▶ [Entries provided]

start

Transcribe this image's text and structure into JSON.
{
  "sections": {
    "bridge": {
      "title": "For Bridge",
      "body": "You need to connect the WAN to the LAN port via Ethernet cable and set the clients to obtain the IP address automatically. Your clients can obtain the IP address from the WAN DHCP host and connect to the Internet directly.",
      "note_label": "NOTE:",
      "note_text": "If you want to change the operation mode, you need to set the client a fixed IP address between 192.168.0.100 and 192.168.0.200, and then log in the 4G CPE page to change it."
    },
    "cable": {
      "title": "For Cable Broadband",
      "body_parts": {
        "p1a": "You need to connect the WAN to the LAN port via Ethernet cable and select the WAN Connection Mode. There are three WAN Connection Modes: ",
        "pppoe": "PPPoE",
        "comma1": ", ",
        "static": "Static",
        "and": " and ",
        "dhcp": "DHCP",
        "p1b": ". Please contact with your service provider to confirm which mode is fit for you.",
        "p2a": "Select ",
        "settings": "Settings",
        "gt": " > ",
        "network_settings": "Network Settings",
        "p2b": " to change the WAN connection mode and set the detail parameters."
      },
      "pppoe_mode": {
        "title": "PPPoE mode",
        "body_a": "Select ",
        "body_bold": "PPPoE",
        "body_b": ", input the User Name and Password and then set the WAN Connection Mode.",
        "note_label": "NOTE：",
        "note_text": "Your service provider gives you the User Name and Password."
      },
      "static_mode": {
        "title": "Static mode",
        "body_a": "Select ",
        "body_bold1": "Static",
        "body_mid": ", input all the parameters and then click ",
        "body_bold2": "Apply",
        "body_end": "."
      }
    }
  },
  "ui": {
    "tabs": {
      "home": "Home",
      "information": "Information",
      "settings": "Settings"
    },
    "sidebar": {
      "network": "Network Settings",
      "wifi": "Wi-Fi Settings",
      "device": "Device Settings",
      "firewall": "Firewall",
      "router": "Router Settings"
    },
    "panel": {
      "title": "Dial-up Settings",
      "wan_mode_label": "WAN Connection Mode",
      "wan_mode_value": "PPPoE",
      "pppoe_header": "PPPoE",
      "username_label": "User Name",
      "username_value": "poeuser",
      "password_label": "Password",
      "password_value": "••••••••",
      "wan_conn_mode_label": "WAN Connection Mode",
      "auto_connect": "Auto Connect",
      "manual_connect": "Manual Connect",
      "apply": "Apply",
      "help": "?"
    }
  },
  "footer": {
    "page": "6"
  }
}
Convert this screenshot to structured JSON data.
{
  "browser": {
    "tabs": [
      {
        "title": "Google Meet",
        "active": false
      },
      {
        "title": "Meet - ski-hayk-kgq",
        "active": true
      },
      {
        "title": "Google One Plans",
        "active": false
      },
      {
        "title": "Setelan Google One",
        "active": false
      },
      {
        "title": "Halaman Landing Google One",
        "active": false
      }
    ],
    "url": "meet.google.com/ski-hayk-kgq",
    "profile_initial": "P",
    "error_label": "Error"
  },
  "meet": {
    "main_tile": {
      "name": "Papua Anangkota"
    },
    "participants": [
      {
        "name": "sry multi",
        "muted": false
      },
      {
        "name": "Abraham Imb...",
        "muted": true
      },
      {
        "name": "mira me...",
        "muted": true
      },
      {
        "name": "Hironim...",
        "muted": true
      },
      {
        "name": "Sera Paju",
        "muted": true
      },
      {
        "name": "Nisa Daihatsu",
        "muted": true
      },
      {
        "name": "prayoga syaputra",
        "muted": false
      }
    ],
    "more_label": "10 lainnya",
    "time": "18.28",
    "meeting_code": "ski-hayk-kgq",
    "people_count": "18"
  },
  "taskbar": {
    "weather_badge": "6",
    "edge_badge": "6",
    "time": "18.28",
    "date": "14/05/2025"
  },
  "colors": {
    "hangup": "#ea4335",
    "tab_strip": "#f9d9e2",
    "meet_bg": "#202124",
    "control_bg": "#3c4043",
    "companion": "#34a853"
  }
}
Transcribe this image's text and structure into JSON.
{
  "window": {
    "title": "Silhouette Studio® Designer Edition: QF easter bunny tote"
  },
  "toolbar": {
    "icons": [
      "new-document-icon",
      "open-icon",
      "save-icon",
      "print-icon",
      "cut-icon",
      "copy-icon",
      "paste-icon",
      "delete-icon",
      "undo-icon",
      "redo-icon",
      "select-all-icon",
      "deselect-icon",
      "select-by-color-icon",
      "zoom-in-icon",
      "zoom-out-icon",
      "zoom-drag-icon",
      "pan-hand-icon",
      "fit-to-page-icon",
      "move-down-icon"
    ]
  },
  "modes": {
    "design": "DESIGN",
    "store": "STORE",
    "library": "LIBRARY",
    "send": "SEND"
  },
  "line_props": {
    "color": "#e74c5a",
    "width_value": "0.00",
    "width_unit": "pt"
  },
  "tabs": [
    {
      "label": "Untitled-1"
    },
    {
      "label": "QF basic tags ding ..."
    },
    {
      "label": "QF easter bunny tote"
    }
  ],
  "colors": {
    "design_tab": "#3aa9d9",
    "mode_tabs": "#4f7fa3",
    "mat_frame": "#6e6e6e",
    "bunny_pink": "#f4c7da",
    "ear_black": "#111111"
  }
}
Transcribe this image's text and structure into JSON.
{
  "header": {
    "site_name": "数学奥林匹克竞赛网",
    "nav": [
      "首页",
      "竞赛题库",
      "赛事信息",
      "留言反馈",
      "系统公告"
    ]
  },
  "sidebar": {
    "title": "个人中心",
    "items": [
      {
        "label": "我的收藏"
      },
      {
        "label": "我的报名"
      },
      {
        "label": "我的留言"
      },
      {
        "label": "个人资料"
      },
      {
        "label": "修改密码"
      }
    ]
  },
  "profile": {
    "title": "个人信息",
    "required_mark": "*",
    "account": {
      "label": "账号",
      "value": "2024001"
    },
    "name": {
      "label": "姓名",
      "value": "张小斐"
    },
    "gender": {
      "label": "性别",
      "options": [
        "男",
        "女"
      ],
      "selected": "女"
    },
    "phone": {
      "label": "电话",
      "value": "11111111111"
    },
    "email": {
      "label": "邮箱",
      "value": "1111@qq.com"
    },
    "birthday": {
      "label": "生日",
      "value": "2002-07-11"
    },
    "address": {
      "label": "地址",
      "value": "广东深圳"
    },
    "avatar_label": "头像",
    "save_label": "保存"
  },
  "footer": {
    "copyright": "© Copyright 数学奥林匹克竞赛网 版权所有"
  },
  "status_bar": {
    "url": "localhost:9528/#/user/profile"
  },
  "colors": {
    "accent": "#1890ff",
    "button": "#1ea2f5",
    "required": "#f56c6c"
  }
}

end

▶ [The request]
Among the lines above, count those containing the word "then" and give nothing but the result.

▶ [Written response]
3